• **Excerpted passage**
I suggest the long weight oil. It's only available at the most busy times in autoparts stores.
 
Personally i would use 20W 50 in the summer and 10w- 40 in the winter in your locale. the first number is the actual viscosity rating and the other is reflective of the additive package. Thus 20 W 50 is 20weight(although w does not really stand for weight) oil that has additives that enable it to withstand the heat and load as a 50 weight. The thing to remember is too heavy an oil will cause more wear on start up which is why the multi viscosities are such a good bet. 20w 50 is a thinner oil than straight 30w. also thinner oils return better MPG which is why newer vehicles use 5 w 30-- plus bearing material and designs have come a long way since the old straight weight days which makes thinner oil functional. Multi viscosities also require more frequent changing as the additives lose their properties with use.
-Actually the 'W' in oil viscosity stands for 'winter'(Temp tested at) and the number is reflective of the amount of time it takes for a precise size ball to fall through a precise size tube filled with the oil being tested at a precise temperature. I dont remember the temp exactly but winter was used because the temp was about I believe 32* F.

• **Data items**
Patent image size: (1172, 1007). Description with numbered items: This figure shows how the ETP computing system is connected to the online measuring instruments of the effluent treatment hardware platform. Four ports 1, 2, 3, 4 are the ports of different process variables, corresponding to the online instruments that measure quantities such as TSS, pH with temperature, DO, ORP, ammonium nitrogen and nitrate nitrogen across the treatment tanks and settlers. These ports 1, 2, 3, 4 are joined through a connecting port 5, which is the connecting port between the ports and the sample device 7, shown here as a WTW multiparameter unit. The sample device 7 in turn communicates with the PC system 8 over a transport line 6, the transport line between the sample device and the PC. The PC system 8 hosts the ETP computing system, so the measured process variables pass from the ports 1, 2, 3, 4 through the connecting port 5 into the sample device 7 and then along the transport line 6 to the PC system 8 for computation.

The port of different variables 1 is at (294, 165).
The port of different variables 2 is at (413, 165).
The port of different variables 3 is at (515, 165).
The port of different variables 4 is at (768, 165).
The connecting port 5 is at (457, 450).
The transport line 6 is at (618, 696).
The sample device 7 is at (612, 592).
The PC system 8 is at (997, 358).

• **Exercise details**
Pick up the oil viscosity discussion after its final sentence and carry it forward. The items have no connection to the oil viscosity discussion.

• **Output**
 
As was suggested, the heavier weight oils will help you in the hot summer months. I myself use straight up 30W or 40W after I got my rebuilt six.
 
I used racing oil in the past because of their ability to withstand heat better and have been very happy with them on a built flat head. But after a year of sports car racing I'm sold on synthetic oil. Amsiol is one of the best, but Casterol Syntec and Mobil 1 are easier to find. I use sythetic gear oil as well and my trans acts like new.
 
The 10W-30 will show a lower PSI reading than a straight 30 or 40 weight, but the higher PSI only tells you there is resistance to the flow, not that it is lubricating better. As stated before, the thinnner oil will penetrate all gaps sooner. The synthetics will provide better protection against oil breakdown at extreme pressure and temps.

I use 10W-30 Mobil 1 Synrthetic and don't worry about it. It has been run at highsustained speeds and very high temps without any oil consumption. (It does leak around the head gasket, about 1/2 qt. in 4000 miles.) My 2001 Windstar 3.8 uses 5W-20 Motorcraft Synthetic Blend for all seasons, and seems to run OK. (It has been run hard and long.) I believe the 5 weight will just pour out of our older engines with their loose tolerances.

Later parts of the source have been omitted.